Data excerpts

## START

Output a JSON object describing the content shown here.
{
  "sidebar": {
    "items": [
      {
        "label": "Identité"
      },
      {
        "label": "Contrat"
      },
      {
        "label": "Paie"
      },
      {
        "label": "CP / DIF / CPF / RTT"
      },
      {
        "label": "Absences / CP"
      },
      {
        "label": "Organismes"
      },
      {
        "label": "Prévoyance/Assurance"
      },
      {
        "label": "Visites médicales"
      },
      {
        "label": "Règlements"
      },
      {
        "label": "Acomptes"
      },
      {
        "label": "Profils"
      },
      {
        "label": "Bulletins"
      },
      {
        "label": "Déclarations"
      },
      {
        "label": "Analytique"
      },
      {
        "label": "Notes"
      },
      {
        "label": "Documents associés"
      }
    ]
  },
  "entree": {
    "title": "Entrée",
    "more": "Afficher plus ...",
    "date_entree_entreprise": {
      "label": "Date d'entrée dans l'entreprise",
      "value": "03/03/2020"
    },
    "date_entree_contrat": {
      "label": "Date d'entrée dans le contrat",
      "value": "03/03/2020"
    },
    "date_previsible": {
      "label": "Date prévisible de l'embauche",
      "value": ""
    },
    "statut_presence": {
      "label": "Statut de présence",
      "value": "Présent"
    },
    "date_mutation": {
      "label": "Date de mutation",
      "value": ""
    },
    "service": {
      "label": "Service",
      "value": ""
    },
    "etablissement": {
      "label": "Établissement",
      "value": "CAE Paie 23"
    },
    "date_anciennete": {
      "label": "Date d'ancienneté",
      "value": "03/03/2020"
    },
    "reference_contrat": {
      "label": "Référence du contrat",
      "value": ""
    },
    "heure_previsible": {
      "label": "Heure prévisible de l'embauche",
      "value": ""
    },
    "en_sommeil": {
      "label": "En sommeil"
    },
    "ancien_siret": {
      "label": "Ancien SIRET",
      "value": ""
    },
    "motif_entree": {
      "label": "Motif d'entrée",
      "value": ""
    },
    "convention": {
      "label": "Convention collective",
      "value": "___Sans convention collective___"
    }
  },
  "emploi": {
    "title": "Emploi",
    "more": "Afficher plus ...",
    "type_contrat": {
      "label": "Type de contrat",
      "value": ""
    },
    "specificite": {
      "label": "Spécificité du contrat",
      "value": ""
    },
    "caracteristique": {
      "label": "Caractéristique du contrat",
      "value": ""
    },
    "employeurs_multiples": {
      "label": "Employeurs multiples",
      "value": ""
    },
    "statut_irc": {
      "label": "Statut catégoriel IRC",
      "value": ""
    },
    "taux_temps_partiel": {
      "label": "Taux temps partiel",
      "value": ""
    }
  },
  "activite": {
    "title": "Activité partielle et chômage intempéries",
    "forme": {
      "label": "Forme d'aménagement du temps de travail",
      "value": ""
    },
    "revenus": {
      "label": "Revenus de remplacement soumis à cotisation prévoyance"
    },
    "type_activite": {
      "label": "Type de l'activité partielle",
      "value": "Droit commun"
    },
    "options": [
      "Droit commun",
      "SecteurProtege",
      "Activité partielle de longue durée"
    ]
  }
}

## END

* TASK BRIEF
Type out all of the material again, word for word.

* CORRECT RESPONSE
Output a JSON object describing the content shown here.
{
  "sidebar": {
    "items": [
      {
        "label": "Identité"
      },
      {
        "label": "Contrat"
      },
      {
        "label": "Paie"
      },
      {
        "label": "CP / DIF / CPF / RTT"
      },
      {
        "label": "Absences / CP"
      },
      {
        "label": "Organismes"
      },
      {
        "label": "Prévoyance/Assurance"
      },
      {
        "label": "Visites médicales"
      },
      {
        "label": "Règlements"
      },
      {
        "label": "Acomptes"
      },
      {
        "label": "Profils"
      },
      {
        "label": "Bulletins"
      },
      {
        "label": "Déclarations"
      },
      {
        "label": "Analytique"
      },
      {
        "label": "Notes"
      },
      {
        "label": "Documents associés"
      }
    ]
  },
  "entree": {
    "title": "Entrée",
    "more": "Afficher plus ...",
    "date_entree_entreprise": {
      "label": "Date d'entrée dans l'entreprise",
      "value": "03/03/2020"
    },
    "date_entree_contrat": {
      "label": "Date d'entrée dans le contrat",
      "value": "03/03/2020"
    },
    "date_previsible": {
      "label": "Date prévisible de l'embauche",
      "value": ""
    },
    "statut_presence": {
      "label": "Statut de présence",
      "value": "Présent"
    },
    "date_mutation": {
      "label": "Date de mutation",
      "value": ""
    },
    "service": {
      "label": "Service",
      "value": ""
    },
    "etablissement": {
      "label": "Établissement",
      "value": "CAE Paie 23"
    },
    "date_anciennete": {
      "label": "Date d'ancienneté",
      "value": "03/03/2020"
    },
    "reference_contrat": {
      "label": "Référence du contrat",
      "value": ""
    },
    "heure_previsible": {
      "label": "Heure prévisible de l'embauche",
      "value": ""
    },
    "en_sommeil": {
      "label": "En sommeil"
    },
    "ancien_siret": {
      "label": "Ancien SIRET",
      "value": ""
    },
    "motif_entree": {
      "label": "Motif d'entrée",
      "value": ""
    },
    "convention": {
      "label": "Convention collective",
      "value": "___Sans convention collective___"
    }
  },
  "emploi": {
    "title": "Emploi",
    "more": "Afficher plus ...",
    "type_contrat": {
      "label": "Type de contrat",
      "value": ""
    },
    "specificite": {
      "label": "Spécificité du contrat",
      "value": ""
    },
    "caracteristique": {
      "label": "Caractéristique du contrat",
      "value": ""
    },
    "employeurs_multiples": {
      "label": "Employeurs multiples",
      "value": ""
    },
    "statut_irc": {
      "label": "Statut catégoriel IRC",
      "value": ""
    },
    "taux_temps_partiel": {
      "label": "Taux temps partiel",
      "value": ""
    }
  },
  "activite": {
    "title": "Activité partielle et chômage intempéries",
    "forme": {
      "label": "Forme d'aménagement du temps de travail",
      "value": ""
    },
    "revenus": {
      "label": "Revenus de remplacement soumis à cotisation prévoyance"
    },
    "type_activite": {
      "label": "Type de l'activité partielle",
      "value": "Droit commun"
    },
    "options": [
      "Droit commun",
      "SecteurProtege",
      "Activité partielle de longue durée"
    ]
  }
}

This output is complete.